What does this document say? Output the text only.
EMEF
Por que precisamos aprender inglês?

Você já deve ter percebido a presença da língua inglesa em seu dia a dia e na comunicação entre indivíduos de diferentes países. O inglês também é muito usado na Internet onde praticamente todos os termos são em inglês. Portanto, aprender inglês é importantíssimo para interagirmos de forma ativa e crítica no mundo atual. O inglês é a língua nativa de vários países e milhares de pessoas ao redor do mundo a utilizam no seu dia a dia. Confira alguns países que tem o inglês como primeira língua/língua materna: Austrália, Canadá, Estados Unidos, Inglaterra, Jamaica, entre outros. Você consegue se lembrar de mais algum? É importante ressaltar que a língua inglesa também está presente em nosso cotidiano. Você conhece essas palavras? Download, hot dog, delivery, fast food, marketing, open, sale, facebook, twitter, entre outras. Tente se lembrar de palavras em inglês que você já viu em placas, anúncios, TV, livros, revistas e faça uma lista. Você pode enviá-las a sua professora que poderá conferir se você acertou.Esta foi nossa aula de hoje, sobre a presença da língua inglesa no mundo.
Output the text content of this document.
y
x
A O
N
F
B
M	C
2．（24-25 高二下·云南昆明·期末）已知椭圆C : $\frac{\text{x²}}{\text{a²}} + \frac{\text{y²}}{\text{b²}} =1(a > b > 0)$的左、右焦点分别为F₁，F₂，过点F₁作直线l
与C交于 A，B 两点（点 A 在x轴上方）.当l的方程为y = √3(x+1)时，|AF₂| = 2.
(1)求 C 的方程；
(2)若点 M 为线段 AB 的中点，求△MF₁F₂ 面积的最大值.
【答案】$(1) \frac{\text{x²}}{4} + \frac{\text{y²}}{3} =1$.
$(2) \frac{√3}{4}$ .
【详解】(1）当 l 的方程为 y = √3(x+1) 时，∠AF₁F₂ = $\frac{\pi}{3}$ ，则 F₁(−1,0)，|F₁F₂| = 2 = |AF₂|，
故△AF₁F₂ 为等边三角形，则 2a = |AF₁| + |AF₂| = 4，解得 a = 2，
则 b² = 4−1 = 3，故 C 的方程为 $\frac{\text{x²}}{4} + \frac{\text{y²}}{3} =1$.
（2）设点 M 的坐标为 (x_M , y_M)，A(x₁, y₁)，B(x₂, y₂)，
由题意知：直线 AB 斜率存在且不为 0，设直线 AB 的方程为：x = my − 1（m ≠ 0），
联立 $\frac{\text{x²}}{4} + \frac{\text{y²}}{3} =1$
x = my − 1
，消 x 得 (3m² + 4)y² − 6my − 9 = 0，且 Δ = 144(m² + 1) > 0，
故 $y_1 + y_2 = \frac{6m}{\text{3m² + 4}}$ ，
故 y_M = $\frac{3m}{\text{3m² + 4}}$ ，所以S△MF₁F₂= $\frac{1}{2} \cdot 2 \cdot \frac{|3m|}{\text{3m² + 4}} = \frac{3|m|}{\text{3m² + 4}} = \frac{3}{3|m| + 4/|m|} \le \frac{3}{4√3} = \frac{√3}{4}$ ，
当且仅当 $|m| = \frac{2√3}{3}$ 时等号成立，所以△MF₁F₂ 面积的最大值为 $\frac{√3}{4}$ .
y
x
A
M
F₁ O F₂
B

====

**Your objective**
Find the word "inglês" in the entries above and gather every line that holds it.

**Full answer**
Por que precisamos aprender inglês?
Você já deve ter percebido a presença da língua inglesa em seu dia a dia e na comunicação entre indivíduos de diferentes países. O inglês também é muito usado na Internet onde praticamente todos os termos são em inglês. Portanto, aprender inglês é importantíssimo para interagirmos de forma ativa e crítica no mundo atual. O inglês é a língua nativa de vários países e milhares de pessoas ao redor do mundo a utilizam no seu dia a dia. Confira alguns países que tem o inglês como primeira língua/língua materna: Austrália, Canadá, Estados Unidos, Inglaterra, Jamaica, entre outros. Você consegue se lembrar de mais algum? É importante ressaltar que a língua inglesa também está presente em nosso cotidiano. Você conhece essas palavras? Download, hot dog, delivery, fast food, marketing, open, sale, facebook, twitter, entre outras. Tente se lembrar de palavras em inglês que você já viu em placas, anúncios, TV, livros, revistas e faça uma lista. Você pode enviá-las a sua professora que poderá conferir se você acertou.Esta foi nossa aula de hoje, sobre a presença da língua inglesa no mundo.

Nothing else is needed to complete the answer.